WORK INSTRUCTIONS => State how many lines of the records contain the string "this", and give no other information.

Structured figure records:
>>>>>

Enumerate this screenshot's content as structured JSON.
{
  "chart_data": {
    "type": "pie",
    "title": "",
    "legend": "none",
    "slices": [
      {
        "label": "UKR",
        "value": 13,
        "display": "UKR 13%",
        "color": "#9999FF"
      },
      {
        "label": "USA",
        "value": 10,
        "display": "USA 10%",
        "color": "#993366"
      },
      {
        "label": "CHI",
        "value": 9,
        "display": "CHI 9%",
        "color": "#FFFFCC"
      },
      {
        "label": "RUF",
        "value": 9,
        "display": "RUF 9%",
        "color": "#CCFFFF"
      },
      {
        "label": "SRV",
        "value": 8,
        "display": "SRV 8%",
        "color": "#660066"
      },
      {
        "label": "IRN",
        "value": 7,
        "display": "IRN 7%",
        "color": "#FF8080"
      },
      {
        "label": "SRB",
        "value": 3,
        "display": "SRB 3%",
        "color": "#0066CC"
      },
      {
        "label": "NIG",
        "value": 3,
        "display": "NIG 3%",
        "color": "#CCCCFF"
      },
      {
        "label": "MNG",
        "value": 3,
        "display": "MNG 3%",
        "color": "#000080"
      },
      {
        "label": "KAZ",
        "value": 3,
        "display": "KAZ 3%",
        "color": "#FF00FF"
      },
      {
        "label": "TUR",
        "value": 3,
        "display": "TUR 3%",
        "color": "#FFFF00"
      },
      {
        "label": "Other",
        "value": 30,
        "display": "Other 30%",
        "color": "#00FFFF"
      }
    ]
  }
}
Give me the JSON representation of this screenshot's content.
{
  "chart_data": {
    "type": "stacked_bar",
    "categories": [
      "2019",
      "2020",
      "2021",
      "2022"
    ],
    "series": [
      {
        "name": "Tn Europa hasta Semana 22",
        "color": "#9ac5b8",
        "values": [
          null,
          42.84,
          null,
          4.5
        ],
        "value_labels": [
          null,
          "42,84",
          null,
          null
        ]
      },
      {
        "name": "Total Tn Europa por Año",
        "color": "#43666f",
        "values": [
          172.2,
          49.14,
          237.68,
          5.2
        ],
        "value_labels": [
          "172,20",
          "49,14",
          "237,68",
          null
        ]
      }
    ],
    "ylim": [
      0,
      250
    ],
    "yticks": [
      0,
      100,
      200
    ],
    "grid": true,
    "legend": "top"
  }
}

<<<<<

CORRECT OUTPUT => 2